[Excerpts from a figure dataset]
** BEGIN **
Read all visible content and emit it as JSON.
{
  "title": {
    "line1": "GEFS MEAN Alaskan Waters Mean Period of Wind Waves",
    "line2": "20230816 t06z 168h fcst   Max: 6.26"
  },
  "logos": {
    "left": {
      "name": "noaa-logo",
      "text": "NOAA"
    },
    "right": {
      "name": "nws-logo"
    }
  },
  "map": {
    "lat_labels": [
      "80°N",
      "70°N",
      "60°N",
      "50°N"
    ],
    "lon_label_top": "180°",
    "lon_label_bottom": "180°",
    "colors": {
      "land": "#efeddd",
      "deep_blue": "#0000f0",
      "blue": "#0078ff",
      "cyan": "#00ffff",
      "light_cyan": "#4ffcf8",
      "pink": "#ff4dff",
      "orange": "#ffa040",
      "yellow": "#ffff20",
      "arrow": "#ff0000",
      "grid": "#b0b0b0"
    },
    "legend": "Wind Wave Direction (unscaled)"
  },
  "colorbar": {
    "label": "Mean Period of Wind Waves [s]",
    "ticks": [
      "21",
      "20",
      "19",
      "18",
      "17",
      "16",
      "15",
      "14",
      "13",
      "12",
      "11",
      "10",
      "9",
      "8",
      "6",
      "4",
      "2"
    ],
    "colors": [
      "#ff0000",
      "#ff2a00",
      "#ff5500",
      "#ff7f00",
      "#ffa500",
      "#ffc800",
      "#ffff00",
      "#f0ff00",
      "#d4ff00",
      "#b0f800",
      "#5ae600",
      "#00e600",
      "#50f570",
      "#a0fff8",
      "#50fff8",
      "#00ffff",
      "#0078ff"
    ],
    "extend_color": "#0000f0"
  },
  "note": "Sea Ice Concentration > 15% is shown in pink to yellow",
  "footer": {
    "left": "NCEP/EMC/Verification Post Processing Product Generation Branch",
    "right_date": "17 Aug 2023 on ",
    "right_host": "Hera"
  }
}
** END **
Write the data back out verbatim.

Read all visible content and emit it as JSON.
{
  "title": {
    "line1": "GEFS MEAN Alaskan Waters Mean Period of Wind Waves",
    "line2": "20230816 t06z 168h fcst   Max: 6.26"
  },
  "logos": {
    "left": {
      "name": "noaa-logo",
      "text": "NOAA"
    },
    "right": {
      "name": "nws-logo"
    }
  },
  "map": {
    "lat_labels": [
      "80°N",
      "70°N",
      "60°N",
      "50°N"
    ],
    "lon_label_top": "180°",
    "lon_label_bottom": "180°",
    "colors": {
      "land": "#efeddd",
      "deep_blue": "#0000f0",
      "blue": "#0078ff",
      "cyan": "#00ffff",
      "light_cyan": "#4ffcf8",
      "pink": "#ff4dff",
      "orange": "#ffa040",
      "yellow": "#ffff20",
      "arrow": "#ff0000",
      "grid": "#b0b0b0"
    },
    "legend": "Wind Wave Direction (unscaled)"
  },
  "colorbar": {
    "label": "Mean Period of Wind Waves [s]",
    "ticks": [
      "21",
      "20",
      "19",
      "18",
      "17",
      "16",
      "15",
      "14",
      "13",
      "12",
      "11",
      "10",
      "9",
      "8",
      "6",
      "4",
      "2"
    ],
    "colors": [
      "#ff0000",
      "#ff2a00",
      "#ff5500",
      "#ff7f00",
      "#ffa500",
      "#ffc800",
      "#ffff00",
      "#f0ff00",
      "#d4ff00",
      "#b0f800",
      "#5ae600",
      "#00e600",
      "#50f570",
      "#a0fff8",
      "#50fff8",
      "#00ffff",
      "#0078ff"
    ],
    "extend_color": "#0000f0"
  },
  "note": "Sea Ice Concentration > 15% is shown in pink to yellow",
  "footer": {
    "left": "NCEP/EMC/Verification Post Processing Product Generation Branch",
    "right_date": "17 Aug 2023 on ",
    "right_host": "Hera"
  }
}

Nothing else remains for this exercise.